YOUR INSTRUCTIONS:
Write out the whole listing, matching it exactly.

EXTRACTED ENTRIES:
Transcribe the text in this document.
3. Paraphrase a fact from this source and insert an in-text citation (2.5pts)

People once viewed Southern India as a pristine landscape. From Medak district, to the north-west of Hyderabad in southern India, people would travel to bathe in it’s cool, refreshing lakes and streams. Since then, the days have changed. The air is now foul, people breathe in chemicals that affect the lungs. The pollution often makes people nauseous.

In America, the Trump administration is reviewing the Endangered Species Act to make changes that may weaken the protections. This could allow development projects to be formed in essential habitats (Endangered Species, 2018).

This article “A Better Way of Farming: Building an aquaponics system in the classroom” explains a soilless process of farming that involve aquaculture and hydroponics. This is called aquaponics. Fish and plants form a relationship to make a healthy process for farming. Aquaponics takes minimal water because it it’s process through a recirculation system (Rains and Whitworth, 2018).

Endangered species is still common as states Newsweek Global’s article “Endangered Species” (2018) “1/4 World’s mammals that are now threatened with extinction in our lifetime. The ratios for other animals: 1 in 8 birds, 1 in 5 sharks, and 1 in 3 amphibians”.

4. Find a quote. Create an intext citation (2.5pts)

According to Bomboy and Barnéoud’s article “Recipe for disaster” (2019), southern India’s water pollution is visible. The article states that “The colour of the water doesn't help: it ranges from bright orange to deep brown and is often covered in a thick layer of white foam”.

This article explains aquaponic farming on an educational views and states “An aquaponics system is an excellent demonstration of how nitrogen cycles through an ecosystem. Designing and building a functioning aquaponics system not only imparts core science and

WRITTEN ANSWER:
Transcribe the text in this document.
3. Paraphrase a fact from this source and insert an in-text citation (2.5pts)

People once viewed Southern India as a pristine landscape. From Medak district, to the north-west of Hyderabad in southern India, people would travel to bathe in it’s cool, refreshing lakes and streams. Since then, the days have changed. The air is now foul, people breathe in chemicals that affect the lungs. The pollution often makes people nauseous.

In America, the Trump administration is reviewing the Endangered Species Act to make changes that may weaken the protections. This could allow development projects to be formed in essential habitats (Endangered Species, 2018).

This article “A Better Way of Farming: Building an aquaponics system in the classroom” explains a soilless process of farming that involve aquaculture and hydroponics. This is called aquaponics. Fish and plants form a relationship to make a healthy process for farming. Aquaponics takes minimal water because it it’s process through a recirculation system (Rains and Whitworth, 2018).

Endangered species is still common as states Newsweek Global’s article “Endangered Species” (2018) “1/4 World’s mammals that are now threatened with extinction in our lifetime. The ratios for other animals: 1 in 8 birds, 1 in 5 sharks, and 1 in 3 amphibians”.

4. Find a quote. Create an intext citation (2.5pts)

According to Bomboy and Barnéoud’s article “Recipe for disaster” (2019), southern India’s water pollution is visible. The article states that “The colour of the water doesn't help: it ranges from bright orange to deep brown and is often covered in a thick layer of white foam”.

This article explains aquaponic farming on an educational views and states “An aquaponics system is an excellent demonstration of how nitrogen cycles through an ecosystem. Designing and building a functioning aquaponics system not only imparts core science and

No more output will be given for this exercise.